» What you need to do
Extract each line from the entries below that has the string "Index" in it.

==== Given information

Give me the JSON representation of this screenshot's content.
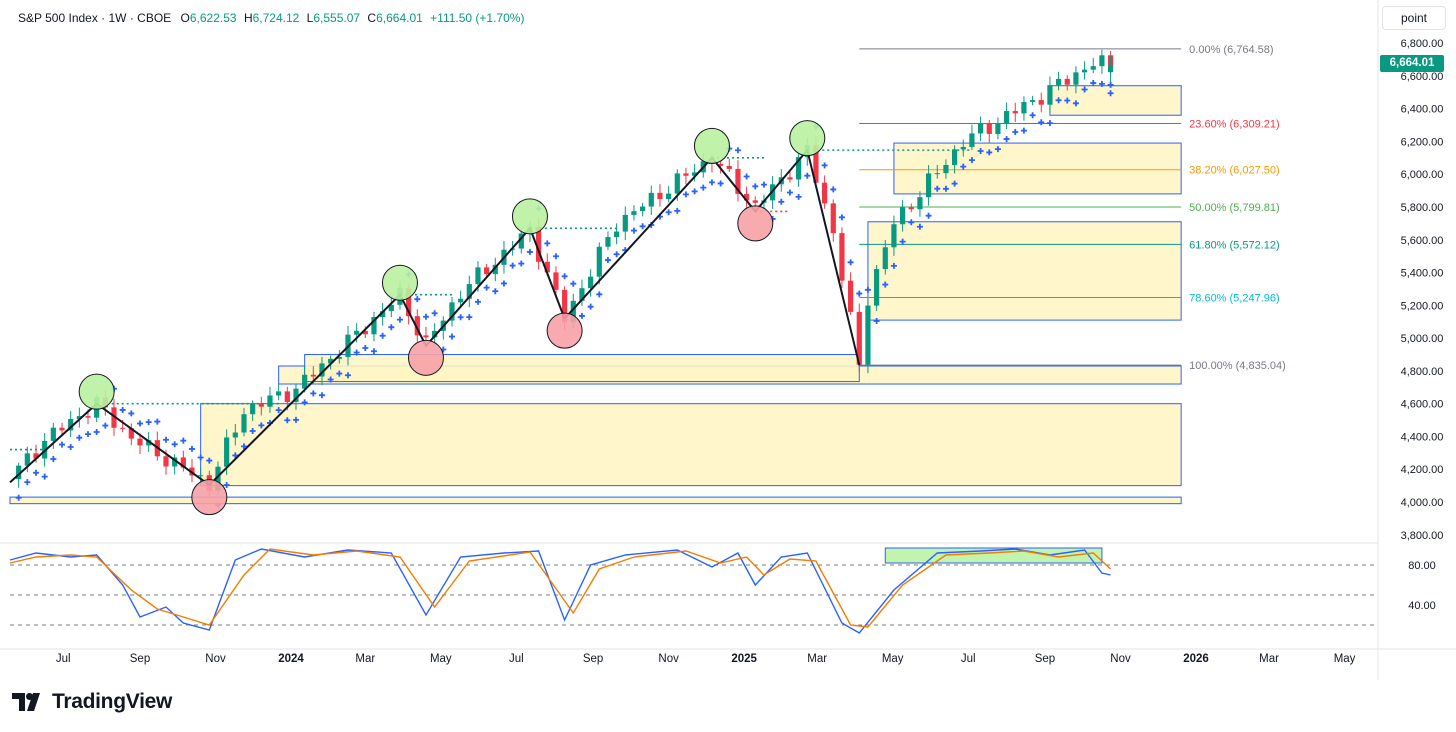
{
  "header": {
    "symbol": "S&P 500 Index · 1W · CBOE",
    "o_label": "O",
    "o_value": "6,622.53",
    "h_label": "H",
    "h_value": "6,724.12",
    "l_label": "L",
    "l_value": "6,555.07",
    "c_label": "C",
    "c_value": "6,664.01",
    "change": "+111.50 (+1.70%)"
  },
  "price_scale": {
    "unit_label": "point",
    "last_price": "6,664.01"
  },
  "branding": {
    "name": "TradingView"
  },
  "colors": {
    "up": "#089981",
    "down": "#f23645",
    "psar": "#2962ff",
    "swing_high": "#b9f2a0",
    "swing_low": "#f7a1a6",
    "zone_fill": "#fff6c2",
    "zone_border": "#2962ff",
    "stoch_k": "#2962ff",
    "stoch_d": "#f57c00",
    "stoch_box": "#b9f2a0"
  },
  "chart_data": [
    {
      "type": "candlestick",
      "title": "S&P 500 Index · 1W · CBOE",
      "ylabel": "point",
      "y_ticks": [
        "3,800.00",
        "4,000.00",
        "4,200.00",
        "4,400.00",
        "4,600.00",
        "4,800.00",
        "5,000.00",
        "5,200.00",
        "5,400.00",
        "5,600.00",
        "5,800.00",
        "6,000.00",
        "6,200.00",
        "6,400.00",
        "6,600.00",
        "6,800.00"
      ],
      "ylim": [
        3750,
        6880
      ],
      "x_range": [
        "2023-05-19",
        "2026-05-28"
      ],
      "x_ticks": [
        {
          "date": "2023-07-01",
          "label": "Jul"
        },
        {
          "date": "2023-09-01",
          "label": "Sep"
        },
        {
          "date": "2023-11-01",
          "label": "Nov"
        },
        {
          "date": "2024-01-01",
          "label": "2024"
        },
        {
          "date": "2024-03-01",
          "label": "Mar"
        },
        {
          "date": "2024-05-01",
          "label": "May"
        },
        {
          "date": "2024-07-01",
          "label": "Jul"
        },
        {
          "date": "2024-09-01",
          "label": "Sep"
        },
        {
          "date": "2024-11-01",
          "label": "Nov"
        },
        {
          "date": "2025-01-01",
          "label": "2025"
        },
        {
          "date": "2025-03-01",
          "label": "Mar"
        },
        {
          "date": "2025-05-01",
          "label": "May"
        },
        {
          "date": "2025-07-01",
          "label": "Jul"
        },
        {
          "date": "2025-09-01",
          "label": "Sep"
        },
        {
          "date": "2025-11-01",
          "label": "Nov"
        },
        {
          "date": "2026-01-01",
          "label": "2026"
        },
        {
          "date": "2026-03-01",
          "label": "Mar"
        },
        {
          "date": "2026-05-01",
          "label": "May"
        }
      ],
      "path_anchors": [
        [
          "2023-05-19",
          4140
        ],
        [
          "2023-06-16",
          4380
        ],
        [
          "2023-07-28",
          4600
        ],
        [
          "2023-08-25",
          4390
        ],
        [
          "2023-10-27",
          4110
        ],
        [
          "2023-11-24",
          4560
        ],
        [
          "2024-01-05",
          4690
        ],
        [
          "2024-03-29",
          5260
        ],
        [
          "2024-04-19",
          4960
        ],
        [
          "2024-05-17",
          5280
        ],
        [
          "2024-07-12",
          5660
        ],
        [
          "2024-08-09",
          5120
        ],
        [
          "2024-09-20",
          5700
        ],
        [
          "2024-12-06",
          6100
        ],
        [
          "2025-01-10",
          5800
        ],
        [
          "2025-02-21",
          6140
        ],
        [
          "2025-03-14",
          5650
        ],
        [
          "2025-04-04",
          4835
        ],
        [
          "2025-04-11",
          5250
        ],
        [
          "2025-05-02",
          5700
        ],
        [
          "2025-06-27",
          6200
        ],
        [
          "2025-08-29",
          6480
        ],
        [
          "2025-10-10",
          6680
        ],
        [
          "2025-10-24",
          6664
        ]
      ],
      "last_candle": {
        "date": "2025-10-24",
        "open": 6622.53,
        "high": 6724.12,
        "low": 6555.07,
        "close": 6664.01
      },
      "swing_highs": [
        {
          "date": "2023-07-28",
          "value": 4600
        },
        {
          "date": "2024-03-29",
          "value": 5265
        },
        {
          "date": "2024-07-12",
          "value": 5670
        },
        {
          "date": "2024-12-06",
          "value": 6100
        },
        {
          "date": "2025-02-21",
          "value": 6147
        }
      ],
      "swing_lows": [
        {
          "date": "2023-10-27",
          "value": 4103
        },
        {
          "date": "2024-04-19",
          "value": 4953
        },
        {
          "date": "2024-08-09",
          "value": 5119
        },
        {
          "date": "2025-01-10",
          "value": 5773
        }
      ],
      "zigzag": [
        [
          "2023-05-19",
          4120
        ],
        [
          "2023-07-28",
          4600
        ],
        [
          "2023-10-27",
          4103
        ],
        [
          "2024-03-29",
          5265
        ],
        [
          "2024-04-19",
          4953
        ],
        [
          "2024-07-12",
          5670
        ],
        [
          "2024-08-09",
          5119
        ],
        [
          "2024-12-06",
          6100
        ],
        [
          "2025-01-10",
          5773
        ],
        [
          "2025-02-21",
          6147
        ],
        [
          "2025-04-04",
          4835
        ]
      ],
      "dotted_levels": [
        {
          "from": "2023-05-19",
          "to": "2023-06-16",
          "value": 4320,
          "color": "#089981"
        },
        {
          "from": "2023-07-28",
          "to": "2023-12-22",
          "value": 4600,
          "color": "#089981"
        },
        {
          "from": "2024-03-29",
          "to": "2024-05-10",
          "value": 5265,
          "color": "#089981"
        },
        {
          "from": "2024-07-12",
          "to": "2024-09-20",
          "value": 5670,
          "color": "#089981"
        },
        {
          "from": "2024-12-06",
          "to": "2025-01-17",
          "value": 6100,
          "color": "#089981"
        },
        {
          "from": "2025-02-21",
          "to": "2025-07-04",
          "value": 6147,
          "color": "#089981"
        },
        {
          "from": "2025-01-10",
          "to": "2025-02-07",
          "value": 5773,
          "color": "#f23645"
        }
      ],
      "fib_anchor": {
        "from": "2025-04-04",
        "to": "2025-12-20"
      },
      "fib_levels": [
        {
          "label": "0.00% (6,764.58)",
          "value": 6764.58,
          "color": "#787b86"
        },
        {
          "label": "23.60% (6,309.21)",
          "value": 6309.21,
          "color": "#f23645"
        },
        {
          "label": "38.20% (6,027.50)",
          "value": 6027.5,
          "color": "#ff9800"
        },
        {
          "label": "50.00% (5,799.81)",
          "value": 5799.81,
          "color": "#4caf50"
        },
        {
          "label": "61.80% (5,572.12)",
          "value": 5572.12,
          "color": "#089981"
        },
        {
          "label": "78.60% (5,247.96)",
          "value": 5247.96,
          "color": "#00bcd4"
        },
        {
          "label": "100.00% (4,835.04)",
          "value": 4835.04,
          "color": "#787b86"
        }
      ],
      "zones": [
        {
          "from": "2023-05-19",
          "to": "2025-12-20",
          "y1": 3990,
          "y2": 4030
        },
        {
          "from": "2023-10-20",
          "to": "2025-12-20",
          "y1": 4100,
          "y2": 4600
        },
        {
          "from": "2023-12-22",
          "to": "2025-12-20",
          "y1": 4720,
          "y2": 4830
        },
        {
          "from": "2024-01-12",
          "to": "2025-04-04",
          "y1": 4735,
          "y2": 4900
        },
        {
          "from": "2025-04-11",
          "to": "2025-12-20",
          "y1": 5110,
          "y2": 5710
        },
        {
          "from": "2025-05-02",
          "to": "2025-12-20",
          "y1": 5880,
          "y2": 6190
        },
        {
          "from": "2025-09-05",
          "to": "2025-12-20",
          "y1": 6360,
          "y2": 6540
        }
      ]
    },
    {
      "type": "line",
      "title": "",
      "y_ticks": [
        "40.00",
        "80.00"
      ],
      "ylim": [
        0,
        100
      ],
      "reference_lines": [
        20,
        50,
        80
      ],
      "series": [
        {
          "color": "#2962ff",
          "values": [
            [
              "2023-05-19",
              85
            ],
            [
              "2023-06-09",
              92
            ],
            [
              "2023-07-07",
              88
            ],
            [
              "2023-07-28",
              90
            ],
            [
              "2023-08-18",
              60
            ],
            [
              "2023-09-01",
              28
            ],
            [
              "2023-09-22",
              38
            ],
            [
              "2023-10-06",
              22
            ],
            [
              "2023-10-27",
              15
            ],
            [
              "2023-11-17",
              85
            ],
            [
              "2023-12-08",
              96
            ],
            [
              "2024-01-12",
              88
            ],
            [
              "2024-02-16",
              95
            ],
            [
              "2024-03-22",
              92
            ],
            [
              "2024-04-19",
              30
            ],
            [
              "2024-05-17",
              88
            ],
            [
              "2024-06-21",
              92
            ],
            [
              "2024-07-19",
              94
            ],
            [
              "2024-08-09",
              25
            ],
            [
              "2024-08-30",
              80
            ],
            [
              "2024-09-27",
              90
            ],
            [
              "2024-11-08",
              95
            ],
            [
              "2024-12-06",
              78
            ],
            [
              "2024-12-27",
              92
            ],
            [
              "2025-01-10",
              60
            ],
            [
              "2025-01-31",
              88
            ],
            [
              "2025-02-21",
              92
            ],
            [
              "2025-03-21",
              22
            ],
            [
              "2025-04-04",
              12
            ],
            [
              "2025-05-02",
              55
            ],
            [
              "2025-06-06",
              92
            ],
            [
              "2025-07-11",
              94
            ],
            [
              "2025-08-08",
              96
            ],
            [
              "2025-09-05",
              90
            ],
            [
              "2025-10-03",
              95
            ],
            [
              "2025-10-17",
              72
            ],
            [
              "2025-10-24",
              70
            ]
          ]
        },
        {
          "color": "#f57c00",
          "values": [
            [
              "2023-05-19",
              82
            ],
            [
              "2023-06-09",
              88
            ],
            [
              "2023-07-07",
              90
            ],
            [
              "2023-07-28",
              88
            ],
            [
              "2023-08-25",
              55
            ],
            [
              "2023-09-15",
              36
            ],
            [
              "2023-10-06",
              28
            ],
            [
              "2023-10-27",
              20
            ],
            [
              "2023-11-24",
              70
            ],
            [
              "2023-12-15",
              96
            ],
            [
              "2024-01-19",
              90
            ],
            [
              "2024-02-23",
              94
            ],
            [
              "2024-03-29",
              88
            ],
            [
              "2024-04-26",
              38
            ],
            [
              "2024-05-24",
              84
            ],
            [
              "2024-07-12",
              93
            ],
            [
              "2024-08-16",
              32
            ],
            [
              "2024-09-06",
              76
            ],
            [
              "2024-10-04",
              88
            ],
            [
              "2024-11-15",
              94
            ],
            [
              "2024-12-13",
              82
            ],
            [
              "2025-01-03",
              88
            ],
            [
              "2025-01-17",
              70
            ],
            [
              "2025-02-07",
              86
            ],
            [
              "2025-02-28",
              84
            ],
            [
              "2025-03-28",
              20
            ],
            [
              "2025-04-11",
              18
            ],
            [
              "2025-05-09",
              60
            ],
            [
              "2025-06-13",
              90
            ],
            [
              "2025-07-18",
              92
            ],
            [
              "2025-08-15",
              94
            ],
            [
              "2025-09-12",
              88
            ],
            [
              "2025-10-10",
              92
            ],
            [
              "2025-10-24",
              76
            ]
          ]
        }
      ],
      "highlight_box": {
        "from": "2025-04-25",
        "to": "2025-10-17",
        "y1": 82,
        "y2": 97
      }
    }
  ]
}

========

» Solution to this task
    "symbol": "S&P 500 Index · 1W · CBOE",
      "title": "S&P 500 Index · 1W · CBOE",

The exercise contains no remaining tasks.